Your objective: Compile every line that includes the word "quan".

Task material:
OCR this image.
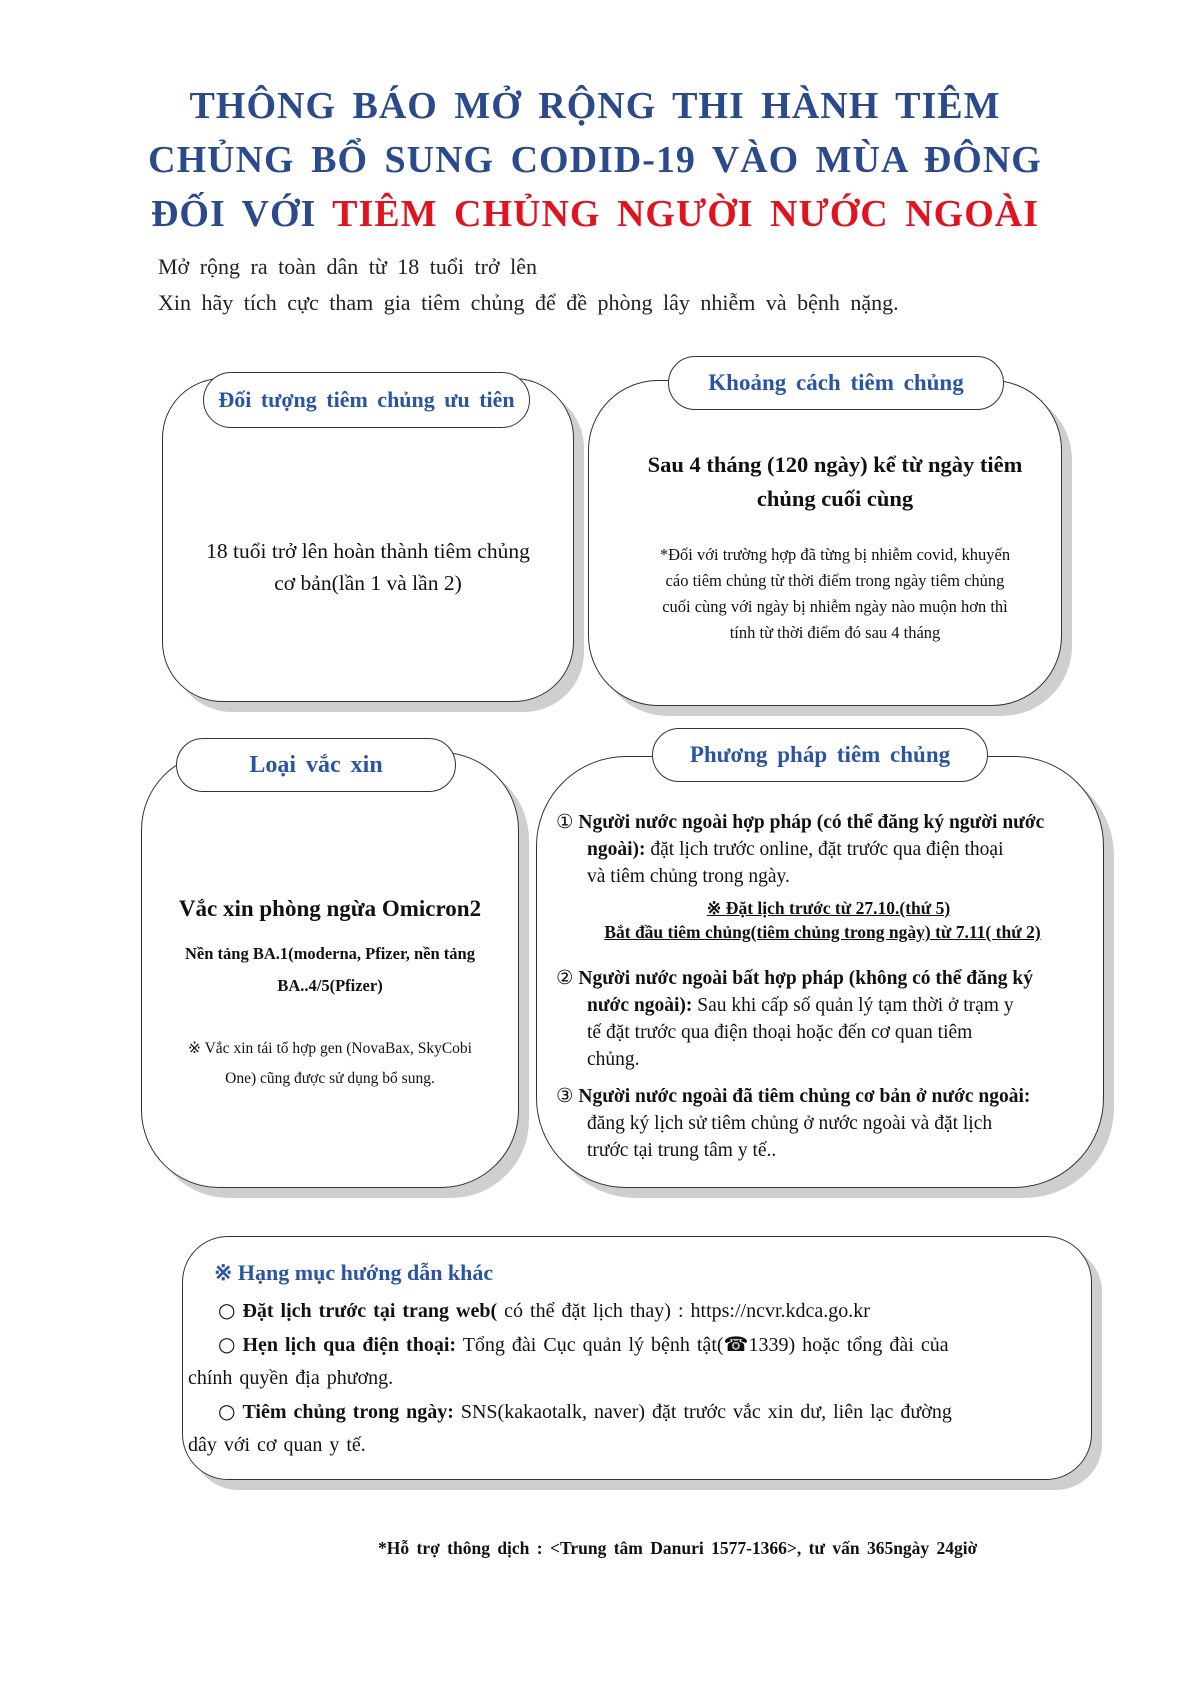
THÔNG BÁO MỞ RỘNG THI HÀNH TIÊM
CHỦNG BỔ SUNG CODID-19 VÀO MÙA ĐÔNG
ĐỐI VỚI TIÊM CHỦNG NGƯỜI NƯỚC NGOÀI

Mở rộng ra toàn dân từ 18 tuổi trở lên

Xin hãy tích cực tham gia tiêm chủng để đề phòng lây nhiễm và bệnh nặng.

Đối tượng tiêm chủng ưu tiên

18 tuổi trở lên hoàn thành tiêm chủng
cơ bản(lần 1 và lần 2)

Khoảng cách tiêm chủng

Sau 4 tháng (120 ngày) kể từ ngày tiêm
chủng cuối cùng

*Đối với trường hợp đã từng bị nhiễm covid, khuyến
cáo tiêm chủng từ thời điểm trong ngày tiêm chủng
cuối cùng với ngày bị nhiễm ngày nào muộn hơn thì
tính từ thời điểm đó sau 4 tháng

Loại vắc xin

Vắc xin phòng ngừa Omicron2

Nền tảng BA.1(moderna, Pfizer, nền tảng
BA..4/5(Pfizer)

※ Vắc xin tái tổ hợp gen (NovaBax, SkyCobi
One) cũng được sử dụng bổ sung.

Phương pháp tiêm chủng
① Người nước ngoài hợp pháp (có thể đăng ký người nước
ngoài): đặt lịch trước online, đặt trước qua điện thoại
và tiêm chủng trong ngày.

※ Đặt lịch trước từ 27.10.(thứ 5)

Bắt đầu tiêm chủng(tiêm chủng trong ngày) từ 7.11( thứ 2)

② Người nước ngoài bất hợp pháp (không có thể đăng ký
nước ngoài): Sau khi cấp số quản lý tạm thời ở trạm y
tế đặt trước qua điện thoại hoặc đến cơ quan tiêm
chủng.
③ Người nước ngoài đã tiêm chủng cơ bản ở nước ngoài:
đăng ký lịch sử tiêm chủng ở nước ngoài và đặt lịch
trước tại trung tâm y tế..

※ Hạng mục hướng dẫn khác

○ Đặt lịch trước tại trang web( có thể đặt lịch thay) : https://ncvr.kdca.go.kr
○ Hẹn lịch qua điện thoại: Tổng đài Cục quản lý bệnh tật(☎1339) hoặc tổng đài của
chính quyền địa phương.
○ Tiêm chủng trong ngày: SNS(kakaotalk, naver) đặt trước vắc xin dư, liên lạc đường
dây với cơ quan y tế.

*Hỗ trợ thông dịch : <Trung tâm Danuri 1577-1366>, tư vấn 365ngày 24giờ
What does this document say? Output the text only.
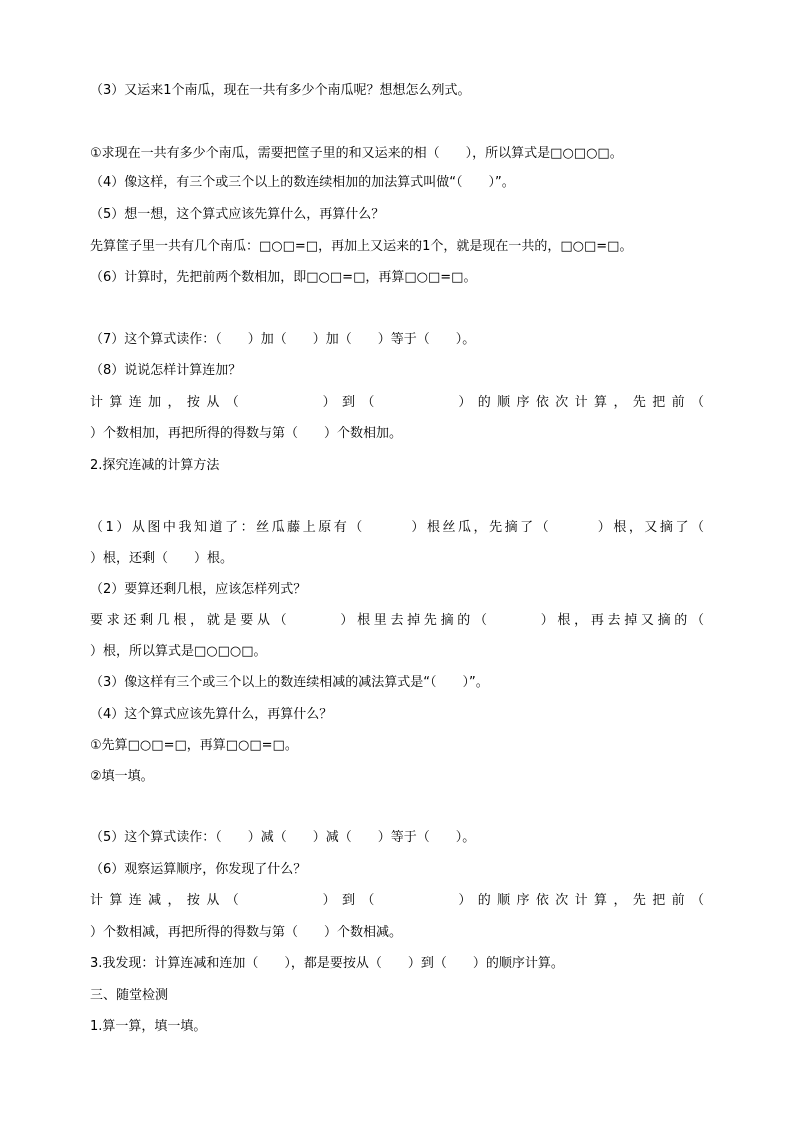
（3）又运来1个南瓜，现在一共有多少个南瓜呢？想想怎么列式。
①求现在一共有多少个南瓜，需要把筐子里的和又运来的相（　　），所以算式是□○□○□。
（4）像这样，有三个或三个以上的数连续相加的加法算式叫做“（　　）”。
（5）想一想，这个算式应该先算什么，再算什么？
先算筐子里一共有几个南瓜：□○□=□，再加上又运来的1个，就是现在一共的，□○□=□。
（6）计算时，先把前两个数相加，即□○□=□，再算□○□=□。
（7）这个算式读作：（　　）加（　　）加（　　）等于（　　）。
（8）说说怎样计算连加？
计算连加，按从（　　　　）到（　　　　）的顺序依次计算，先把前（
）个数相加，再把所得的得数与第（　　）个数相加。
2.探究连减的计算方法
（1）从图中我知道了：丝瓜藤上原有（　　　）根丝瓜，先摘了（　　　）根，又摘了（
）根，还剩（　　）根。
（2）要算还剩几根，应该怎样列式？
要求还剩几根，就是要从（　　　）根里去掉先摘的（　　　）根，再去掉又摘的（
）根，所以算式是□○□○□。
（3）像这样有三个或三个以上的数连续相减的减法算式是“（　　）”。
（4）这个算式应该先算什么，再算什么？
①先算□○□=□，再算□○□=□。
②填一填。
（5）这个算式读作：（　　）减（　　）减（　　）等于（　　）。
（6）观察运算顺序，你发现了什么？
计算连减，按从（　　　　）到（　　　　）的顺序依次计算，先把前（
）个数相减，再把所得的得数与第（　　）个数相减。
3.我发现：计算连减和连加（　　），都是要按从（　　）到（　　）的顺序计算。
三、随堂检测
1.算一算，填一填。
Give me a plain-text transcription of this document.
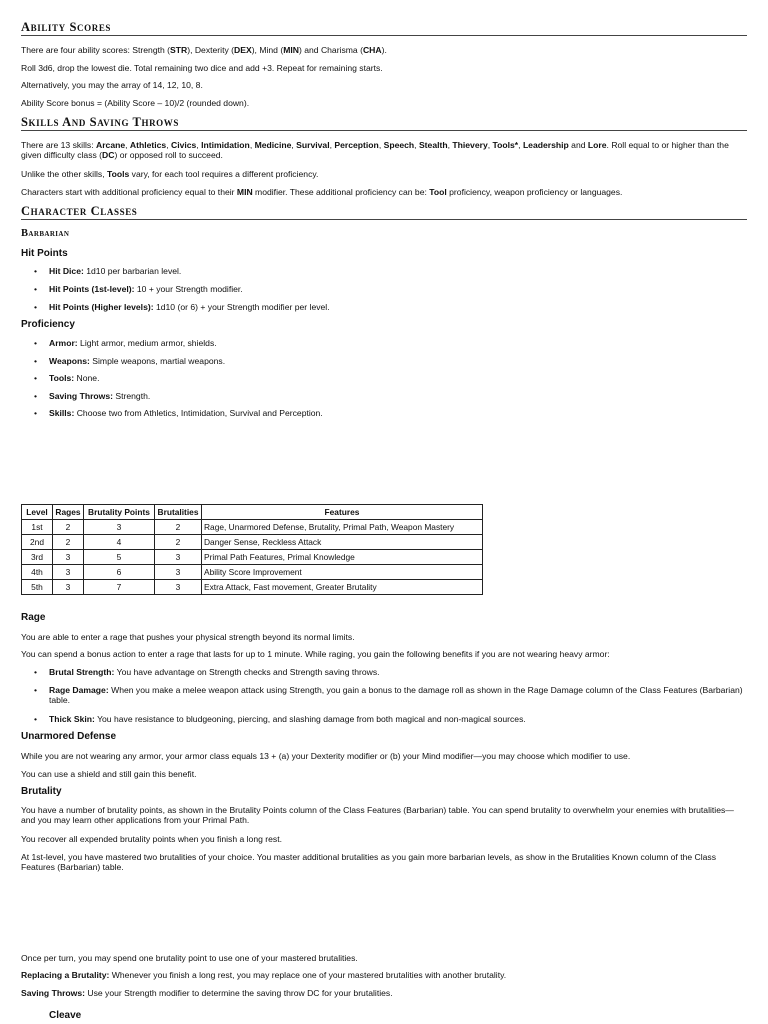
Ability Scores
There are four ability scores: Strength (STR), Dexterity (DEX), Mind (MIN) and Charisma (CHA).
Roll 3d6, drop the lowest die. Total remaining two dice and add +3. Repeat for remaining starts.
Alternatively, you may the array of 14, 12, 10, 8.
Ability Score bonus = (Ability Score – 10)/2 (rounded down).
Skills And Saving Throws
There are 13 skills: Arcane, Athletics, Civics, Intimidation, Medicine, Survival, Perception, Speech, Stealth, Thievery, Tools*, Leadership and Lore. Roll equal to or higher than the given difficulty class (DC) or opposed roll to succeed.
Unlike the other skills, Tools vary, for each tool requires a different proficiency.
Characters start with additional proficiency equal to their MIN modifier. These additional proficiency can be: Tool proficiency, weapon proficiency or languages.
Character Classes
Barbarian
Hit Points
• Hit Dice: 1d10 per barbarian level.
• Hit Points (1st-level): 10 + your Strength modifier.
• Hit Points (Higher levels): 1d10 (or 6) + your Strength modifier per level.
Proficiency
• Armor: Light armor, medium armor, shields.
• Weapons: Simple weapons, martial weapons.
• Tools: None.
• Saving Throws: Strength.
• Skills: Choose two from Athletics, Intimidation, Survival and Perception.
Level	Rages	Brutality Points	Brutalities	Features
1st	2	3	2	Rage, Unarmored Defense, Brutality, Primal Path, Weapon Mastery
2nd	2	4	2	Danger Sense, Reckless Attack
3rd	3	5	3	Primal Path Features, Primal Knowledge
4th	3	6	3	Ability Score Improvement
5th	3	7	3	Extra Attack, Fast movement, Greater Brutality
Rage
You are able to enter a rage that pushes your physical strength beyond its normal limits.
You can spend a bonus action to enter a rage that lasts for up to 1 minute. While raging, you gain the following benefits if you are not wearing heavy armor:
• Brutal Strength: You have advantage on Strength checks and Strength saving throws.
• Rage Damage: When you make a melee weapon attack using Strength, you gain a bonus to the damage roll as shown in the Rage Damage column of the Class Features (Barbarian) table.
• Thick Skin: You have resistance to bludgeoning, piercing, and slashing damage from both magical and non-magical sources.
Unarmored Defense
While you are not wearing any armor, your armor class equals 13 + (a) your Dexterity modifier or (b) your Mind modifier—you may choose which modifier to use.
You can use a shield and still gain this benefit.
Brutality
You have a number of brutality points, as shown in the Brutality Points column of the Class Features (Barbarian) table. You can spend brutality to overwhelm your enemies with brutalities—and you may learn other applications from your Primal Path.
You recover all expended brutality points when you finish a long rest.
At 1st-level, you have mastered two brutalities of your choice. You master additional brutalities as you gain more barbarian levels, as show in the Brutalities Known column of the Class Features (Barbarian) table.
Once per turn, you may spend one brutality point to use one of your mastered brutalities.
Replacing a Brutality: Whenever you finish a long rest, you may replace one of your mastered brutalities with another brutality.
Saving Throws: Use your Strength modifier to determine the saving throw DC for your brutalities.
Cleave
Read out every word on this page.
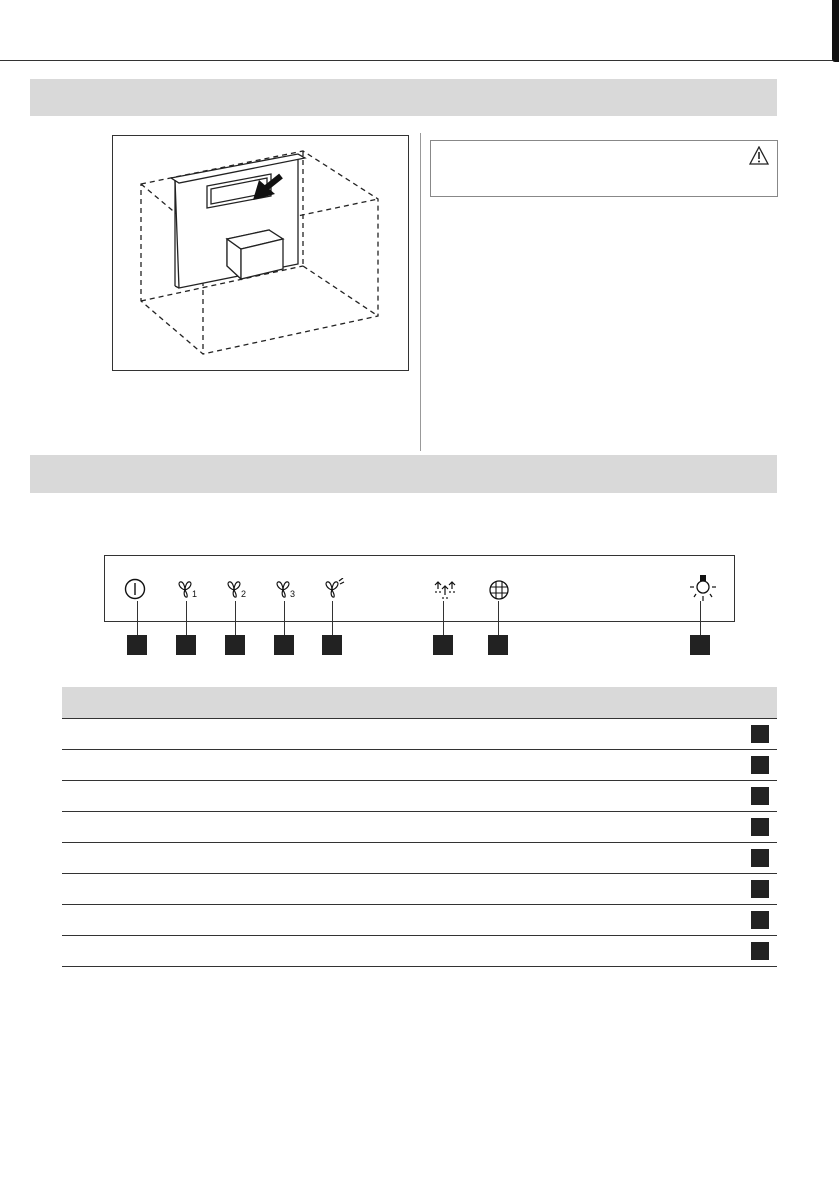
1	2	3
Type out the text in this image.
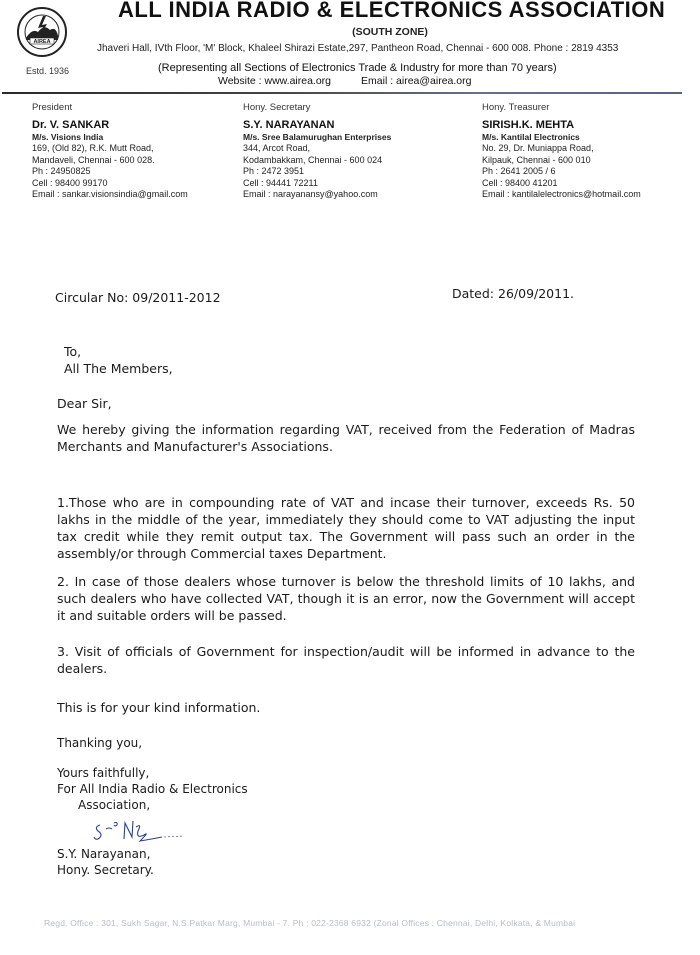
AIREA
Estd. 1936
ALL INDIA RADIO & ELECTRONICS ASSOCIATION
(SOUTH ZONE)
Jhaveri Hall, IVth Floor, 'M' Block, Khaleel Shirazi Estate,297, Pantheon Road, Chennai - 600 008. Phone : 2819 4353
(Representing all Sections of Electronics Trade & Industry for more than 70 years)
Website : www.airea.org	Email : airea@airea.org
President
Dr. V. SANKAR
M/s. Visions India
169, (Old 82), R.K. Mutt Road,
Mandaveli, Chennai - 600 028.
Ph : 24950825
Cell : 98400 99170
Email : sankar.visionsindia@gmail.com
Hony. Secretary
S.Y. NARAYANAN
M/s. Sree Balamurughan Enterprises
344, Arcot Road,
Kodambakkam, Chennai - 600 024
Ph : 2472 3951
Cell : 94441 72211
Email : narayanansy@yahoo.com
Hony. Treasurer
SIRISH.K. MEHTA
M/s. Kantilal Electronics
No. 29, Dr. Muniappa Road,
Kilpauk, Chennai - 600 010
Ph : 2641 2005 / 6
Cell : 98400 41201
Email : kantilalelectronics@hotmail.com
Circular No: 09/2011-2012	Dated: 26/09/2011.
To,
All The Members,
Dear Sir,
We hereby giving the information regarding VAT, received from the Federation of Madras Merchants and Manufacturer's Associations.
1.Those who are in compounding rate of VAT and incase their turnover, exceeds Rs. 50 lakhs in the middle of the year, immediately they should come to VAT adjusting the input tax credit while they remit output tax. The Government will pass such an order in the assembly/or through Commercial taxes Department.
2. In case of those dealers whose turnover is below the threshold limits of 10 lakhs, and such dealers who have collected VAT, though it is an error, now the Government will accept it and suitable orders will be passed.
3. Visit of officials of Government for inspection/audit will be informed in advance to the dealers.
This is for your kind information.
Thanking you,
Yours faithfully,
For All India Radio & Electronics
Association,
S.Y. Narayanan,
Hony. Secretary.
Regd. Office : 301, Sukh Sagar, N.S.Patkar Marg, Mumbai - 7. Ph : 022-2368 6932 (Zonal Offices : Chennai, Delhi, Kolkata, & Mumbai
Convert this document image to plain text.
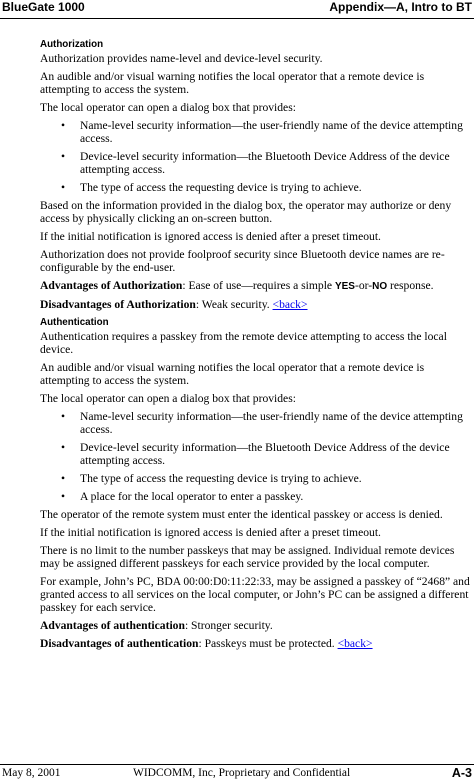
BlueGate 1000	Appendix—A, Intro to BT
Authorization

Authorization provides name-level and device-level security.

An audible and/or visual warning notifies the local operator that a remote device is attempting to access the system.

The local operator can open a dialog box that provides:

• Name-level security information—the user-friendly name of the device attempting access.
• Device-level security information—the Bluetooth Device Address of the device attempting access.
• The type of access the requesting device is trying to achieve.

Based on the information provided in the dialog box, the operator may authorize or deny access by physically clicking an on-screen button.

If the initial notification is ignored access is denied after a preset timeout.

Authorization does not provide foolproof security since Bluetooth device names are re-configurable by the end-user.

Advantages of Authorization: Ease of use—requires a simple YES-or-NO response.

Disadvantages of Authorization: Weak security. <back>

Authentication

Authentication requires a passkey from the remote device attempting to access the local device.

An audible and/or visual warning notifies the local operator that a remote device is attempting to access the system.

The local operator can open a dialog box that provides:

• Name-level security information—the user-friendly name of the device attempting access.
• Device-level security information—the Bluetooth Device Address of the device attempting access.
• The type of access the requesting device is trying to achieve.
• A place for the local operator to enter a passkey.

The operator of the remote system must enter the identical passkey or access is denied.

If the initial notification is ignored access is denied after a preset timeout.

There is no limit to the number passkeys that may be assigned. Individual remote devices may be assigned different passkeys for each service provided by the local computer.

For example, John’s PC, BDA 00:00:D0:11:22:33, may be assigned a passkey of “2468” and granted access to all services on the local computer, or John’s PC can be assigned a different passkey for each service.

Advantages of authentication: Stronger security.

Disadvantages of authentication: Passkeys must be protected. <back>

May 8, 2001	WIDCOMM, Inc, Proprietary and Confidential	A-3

Reply to the task:
tế đặt trước qua điện thoại hoặc đến cơ quan tiêm
dây với cơ quan y tế.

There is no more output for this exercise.